§ Exercise details: Extract every record, keeping each one exactly as it is.

---------- Material to process

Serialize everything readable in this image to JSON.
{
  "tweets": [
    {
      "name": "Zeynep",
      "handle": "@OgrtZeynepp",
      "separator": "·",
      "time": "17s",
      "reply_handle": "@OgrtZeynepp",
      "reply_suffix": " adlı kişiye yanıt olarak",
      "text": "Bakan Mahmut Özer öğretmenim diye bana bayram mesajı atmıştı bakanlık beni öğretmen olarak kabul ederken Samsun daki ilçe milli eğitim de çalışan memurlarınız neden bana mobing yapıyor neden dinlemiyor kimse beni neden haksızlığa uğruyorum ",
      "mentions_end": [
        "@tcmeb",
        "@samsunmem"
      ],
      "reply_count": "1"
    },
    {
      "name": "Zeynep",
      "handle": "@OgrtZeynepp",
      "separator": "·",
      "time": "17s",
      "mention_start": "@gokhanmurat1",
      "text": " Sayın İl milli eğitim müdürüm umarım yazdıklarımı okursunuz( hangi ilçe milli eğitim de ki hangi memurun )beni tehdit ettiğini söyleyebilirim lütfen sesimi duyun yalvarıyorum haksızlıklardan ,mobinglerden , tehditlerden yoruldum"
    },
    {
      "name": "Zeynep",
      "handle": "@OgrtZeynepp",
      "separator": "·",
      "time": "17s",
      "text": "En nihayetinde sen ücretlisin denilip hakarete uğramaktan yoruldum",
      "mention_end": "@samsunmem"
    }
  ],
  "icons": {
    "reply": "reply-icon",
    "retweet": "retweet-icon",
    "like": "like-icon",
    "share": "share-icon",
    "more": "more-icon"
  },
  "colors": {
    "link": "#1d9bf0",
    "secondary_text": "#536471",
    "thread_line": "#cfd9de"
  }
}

--------------------

§ Finished task:
Serialize everything readable in this image to JSON.
{
  "tweets": [
    {
      "name": "Zeynep",
      "handle": "@OgrtZeynepp",
      "separator": "·",
      "time": "17s",
      "reply_handle": "@OgrtZeynepp",
      "reply_suffix": " adlı kişiye yanıt olarak",
      "text": "Bakan Mahmut Özer öğretmenim diye bana bayram mesajı atmıştı bakanlık beni öğretmen olarak kabul ederken Samsun daki ilçe milli eğitim de çalışan memurlarınız neden bana mobing yapıyor neden dinlemiyor kimse beni neden haksızlığa uğruyorum ",
      "mentions_end": [
        "@tcmeb",
        "@samsunmem"
      ],
      "reply_count": "1"
    },
    {
      "name": "Zeynep",
      "handle": "@OgrtZeynepp",
      "separator": "·",
      "time": "17s",
      "mention_start": "@gokhanmurat1",
      "text": " Sayın İl milli eğitim müdürüm umarım yazdıklarımı okursunuz( hangi ilçe milli eğitim de ki hangi memurun )beni tehdit ettiğini söyleyebilirim lütfen sesimi duyun yalvarıyorum haksızlıklardan ,mobinglerden , tehditlerden yoruldum"
    },
    {
      "name": "Zeynep",
      "handle": "@OgrtZeynepp",
      "separator": "·",
      "time": "17s",
      "text": "En nihayetinde sen ücretlisin denilip hakarete uğramaktan yoruldum",
      "mention_end": "@samsunmem"
    }
  ],
  "icons": {
    "reply": "reply-icon",
    "retweet": "retweet-icon",
    "like": "like-icon",
    "share": "share-icon",
    "more": "more-icon"
  },
  "colors": {
    "link": "#1d9bf0",
    "secondary_text": "#536471",
    "thread_line": "#cfd9de"
  }
}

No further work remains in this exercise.